*Extrait du texte*
# # # # # # #

Pour répondre à cette question, il faut "parler trois secondes de droit constitutionnel", explique pour Europe 1 Laurence Nardon, responsable du Programme Etats-Unis de l’Ifri (Institut français des relations internationales). En France, "nous nous trouvons dans une démocratie parlementaire", alors que les Etats-Unis abritent un régime plus présidentiel. Un changement de majorité au Parlement n'implique donc pas de changement de gouvernement, comme cela a pu être le cas en France lors de la cohabitation Chirac-Jospin.
Pour autant, certaines nominations, comme celles des juges de la Cour suprême, doivent obtenir l’aval des congressmen, les députés américains. Cela va être problématique pour la succession annoncée de l’une des neuf juges. Barack Obama "devra sans doute choisir quelqu’un de plus modéré" que la magistrate démocrate pour assurer cette succession dans la plus haute juridiction du pays.
• Barack Obama va-t-il devoir changer son mode de gouvernement ?
Mais comme en France, il va être plus difficile pour Barack Obama de faire passer des lois avec des députés américains majoritairement contre lui. Mais la situation ne va pas radicalement basculer dans la nuit de mardi à mercredi, note Laurence Nardon : "Le Congrès est déjà quasiment républicain", depuis le passage de la Chambre des représentants dans le giron républicain il y a quatre ans.

# # # # # # #

*Consigne a*
Mettez à jour les entrées en remplaçant "watermark" par "logo-watermark", sans rien modifier d'autre. Commencez à la première ligne des entrées et arrêtez-vous après celle qui contient "194, 341, 208]".
Le texte et les entrées n'ont aucun rapport entre eux.

# # # # # # #

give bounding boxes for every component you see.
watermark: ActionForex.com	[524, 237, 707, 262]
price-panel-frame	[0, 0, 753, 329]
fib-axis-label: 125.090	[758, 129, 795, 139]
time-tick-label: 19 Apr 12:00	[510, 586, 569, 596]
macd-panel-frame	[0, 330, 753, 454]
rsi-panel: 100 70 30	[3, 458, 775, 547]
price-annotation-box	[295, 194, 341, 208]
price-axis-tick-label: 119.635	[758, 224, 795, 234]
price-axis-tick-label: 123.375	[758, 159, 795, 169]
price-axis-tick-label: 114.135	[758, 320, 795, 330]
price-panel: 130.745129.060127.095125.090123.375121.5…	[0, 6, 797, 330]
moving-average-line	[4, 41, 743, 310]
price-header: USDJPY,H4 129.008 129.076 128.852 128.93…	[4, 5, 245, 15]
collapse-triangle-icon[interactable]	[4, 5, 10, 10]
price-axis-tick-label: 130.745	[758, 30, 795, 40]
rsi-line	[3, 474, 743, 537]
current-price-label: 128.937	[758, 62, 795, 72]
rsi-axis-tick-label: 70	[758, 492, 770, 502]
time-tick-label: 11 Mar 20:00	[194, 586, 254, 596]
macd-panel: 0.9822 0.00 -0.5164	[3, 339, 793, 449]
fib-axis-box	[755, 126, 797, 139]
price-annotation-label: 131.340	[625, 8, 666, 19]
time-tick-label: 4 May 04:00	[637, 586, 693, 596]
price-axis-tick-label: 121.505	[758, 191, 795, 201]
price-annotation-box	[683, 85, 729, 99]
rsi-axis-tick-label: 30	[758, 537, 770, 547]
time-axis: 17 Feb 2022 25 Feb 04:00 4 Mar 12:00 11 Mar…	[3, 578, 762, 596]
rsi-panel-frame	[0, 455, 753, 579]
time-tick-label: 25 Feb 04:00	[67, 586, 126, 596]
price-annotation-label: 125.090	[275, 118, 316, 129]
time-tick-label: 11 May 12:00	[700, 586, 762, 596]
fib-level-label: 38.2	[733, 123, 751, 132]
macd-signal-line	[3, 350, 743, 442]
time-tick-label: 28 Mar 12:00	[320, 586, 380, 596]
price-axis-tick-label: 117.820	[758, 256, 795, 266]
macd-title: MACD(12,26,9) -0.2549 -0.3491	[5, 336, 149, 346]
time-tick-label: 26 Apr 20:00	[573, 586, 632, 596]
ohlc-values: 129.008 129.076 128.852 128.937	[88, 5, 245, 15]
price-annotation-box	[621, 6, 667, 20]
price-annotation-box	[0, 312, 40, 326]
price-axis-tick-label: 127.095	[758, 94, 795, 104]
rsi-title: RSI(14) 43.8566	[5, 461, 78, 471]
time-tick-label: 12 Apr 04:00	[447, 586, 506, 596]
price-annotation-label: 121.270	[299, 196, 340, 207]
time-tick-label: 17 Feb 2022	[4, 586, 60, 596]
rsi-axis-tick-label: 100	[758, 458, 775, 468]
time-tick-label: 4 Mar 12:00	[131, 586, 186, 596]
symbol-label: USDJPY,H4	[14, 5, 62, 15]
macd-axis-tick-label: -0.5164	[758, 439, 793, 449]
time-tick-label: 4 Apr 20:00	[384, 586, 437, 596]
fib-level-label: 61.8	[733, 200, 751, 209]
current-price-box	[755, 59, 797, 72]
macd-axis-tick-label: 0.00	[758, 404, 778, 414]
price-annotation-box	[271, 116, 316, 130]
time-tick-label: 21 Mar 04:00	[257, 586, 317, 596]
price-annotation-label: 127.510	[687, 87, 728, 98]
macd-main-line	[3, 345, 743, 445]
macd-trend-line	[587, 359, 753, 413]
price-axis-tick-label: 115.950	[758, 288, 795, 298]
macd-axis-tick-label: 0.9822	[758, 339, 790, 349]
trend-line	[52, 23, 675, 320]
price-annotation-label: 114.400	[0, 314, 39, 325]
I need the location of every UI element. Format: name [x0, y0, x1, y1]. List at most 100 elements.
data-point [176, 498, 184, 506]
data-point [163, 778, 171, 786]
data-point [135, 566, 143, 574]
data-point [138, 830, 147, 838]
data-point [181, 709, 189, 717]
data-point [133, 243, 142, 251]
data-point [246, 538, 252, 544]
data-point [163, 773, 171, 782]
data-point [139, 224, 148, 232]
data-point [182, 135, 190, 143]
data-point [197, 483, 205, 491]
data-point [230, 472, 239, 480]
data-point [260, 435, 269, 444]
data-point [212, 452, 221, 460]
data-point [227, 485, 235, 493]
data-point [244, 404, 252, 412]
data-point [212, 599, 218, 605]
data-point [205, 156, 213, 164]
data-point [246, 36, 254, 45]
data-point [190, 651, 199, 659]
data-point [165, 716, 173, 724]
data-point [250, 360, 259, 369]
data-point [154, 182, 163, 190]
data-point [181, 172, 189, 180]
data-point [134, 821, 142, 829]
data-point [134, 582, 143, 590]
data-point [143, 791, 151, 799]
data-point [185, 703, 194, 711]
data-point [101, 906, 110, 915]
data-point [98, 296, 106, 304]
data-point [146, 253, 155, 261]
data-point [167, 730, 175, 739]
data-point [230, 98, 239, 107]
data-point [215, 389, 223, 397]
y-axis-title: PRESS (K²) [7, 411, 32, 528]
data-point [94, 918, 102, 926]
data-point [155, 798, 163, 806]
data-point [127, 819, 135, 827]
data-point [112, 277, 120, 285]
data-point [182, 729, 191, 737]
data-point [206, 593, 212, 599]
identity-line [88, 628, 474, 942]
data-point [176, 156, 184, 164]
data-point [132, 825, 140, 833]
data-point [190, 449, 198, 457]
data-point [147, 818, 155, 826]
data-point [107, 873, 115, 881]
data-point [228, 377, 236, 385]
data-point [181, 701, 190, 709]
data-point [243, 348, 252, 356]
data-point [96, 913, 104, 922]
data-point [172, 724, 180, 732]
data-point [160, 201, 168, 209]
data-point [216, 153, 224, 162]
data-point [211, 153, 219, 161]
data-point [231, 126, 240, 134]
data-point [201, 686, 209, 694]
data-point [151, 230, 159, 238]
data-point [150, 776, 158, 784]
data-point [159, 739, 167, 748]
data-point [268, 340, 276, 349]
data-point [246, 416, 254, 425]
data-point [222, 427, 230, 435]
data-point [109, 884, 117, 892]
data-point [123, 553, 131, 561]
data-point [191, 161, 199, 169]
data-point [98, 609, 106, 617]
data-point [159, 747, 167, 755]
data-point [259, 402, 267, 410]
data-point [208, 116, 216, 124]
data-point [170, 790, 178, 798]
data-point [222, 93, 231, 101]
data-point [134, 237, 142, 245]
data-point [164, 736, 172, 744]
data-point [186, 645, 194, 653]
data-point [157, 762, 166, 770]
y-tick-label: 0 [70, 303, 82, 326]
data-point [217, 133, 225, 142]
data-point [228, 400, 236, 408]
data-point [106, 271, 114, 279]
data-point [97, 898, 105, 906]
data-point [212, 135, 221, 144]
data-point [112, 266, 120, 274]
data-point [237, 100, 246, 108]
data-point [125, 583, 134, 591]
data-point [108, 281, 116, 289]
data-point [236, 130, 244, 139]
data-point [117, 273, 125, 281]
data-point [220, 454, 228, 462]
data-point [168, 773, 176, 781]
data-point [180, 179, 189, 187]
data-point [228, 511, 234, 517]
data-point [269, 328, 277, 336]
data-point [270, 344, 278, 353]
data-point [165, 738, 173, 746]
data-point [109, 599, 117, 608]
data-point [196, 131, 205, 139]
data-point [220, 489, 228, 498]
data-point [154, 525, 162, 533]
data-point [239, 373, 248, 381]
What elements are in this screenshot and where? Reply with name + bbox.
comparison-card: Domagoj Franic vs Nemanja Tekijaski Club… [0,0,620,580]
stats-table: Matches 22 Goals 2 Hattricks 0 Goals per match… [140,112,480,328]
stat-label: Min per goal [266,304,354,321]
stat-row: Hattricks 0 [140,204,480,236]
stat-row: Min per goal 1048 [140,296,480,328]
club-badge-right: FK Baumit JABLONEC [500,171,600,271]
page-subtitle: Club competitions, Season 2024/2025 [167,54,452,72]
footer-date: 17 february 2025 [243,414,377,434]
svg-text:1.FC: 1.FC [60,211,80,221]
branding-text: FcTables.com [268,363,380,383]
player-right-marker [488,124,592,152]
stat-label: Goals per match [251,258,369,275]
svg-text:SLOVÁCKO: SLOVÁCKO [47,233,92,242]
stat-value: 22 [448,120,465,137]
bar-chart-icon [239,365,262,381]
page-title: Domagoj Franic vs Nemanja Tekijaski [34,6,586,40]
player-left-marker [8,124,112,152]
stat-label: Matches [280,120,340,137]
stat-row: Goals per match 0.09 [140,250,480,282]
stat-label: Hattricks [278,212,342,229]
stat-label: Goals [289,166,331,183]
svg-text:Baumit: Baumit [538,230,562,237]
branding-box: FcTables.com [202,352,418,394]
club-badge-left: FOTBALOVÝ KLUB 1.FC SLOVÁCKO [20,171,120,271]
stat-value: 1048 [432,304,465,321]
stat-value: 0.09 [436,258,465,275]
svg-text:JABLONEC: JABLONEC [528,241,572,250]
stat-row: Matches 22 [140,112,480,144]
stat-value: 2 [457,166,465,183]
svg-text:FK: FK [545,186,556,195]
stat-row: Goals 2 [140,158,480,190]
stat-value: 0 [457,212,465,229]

# # # # # # #

*Consigne b*
Rédigez la suite du texte sur Barack Obama face à un Congrès à majorité républicaine, en partant de sa dernière phrase.

*Résultat attendu a*
give bounding boxes for every component you see.
logo-watermark: ActionForex.com	[524, 237, 707, 262]
price-panel-frame	[0, 0, 753, 329]
fib-axis-label: 125.090	[758, 129, 795, 139]
time-tick-label: 19 Apr 12:00	[510, 586, 569, 596]
macd-panel-frame	[0, 330, 753, 454]
rsi-panel: 100 70 30	[3, 458, 775, 547]
price-annotation-box	[295, 194, 341, 208]

*Résultat attendu b*
En revanche, avec 51 sièges sur 100, le camp républicain n'a pas obtenu la majorité qualifiée au Sénat – 60 sièges –, Les sénateurs ne pourront donc pas pratiquer l’obstruction parlementaire et empêcher Barack Obama de faire passer des lois. En effet, la Constitution autorise le président à légiférer par "décret exécutif", l'équivalent d'une ordonnance en France. Seule contrainte pour Obama dans ce cadre, il faut que ce décret s'inscrive dans la veine d'une loi déjà actée. Impossible pour lui d'agir dans un domaine qui n'a pas déjà été couvert par la loi.
Cette cohabitation à l’américaine n’a rien d’inhabituel. Avant lui, George W. Bush, Bill Clinton et Ronald Reagan ont perdu le soutien du Congrès lors de ‘midterms’. Barack Obama a eu le temps de préparer son plan de bataille. Au moment de sa réélection en 2012, il avait déjà prévenu que son second mandat se déroulerait sous le signe du décret.
Il lui reste pourtant du pain sur la planche : réforme de la politique migratoire, législation sur la lutte contre le réchauffement climatique, hausse du salaire minimum, … "On sait depuis un moment qu’il ne passera plus de grand projet de loi", relativise toutefois Laurence Nardon. Obama a déjà donné le ton sur l'immigration. "Il avait promis un énorme nouveau projet de loi pour régler le problème", rappelle la spécialiste, mais il a préféré la version a minima en s'occupant de la question par décret.
• Les républicains vont-ils déterminer de la politique du pays à la place des démocrates ?
L’opposition conservatrice va prendre la main sur l’appareil législatif américain. Vont-ils pouvoir faire passer toutes les propositions de loi qui les chantent ? Théoriquement, oui. Sauf que Barack Obama dispose d’un efficace bouclier : le veto. Le président peut ainsi empêcher l’application des lois républicaines.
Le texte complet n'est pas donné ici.